■ Task description ■
Word for word, restate every line of the listing that follows.

■ Records for the task ■
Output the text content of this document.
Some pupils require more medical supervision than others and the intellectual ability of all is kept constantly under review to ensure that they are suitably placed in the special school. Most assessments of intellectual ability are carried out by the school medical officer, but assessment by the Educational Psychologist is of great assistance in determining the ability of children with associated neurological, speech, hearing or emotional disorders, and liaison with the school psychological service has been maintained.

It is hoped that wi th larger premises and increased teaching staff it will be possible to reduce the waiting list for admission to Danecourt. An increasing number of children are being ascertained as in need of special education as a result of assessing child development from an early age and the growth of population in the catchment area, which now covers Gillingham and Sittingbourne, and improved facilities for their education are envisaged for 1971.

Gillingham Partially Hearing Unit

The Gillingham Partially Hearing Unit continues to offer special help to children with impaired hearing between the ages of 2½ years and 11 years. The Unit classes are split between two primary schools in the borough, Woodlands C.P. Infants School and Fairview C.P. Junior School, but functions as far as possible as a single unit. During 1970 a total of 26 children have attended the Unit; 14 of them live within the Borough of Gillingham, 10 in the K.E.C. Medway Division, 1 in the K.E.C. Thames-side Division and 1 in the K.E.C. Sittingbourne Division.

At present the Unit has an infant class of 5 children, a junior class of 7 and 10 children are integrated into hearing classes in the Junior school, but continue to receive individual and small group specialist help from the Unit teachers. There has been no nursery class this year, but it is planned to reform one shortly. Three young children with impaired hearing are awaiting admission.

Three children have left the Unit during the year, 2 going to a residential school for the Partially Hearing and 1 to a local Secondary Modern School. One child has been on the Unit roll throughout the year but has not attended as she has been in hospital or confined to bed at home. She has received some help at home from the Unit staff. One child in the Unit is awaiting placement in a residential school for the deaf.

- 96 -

■ Full solution ■
Output the text content of this document.
Some pupils require more medical supervision than others and the intellectual ability of all is kept constantly under review to ensure that they are suitably placed in the special school. Most assessments of intellectual ability are carried out by the school medical officer, but assessment by the Educational Psychologist is of great assistance in determining the ability of children with associated neurological, speech, hearing or emotional disorders, and liaison with the school psychological service has been maintained.

It is hoped that wi th larger premises and increased teaching staff it will be possible to reduce the waiting list for admission to Danecourt. An increasing number of children are being ascertained as in need of special education as a result of assessing child development from an early age and the growth of population in the catchment area, which now covers Gillingham and Sittingbourne, and improved facilities for their education are envisaged for 1971.

Gillingham Partially Hearing Unit

The Gillingham Partially Hearing Unit continues to offer special help to children with impaired hearing between the ages of 2½ years and 11 years. The Unit classes are split between two primary schools in the borough, Woodlands C.P. Infants School and Fairview C.P. Junior School, but functions as far as possible as a single unit. During 1970 a total of 26 children have attended the Unit; 14 of them live within the Borough of Gillingham, 10 in the K.E.C. Medway Division, 1 in the K.E.C. Thames-side Division and 1 in the K.E.C. Sittingbourne Division.

At present the Unit has an infant class of 5 children, a junior class of 7 and 10 children are integrated into hearing classes in the Junior school, but continue to receive individual and small group specialist help from the Unit teachers. There has been no nursery class this year, but it is planned to reform one shortly. Three young children with impaired hearing are awaiting admission.

Three children have left the Unit during the year, 2 going to a residential school for the Partially Hearing and 1 to a local Secondary Modern School. One child has been on the Unit roll throughout the year but has not attended as she has been in hospital or confined to bed at home. She has received some help at home from the Unit staff. One child in the Unit is awaiting placement in a residential school for the deaf.

- 96 -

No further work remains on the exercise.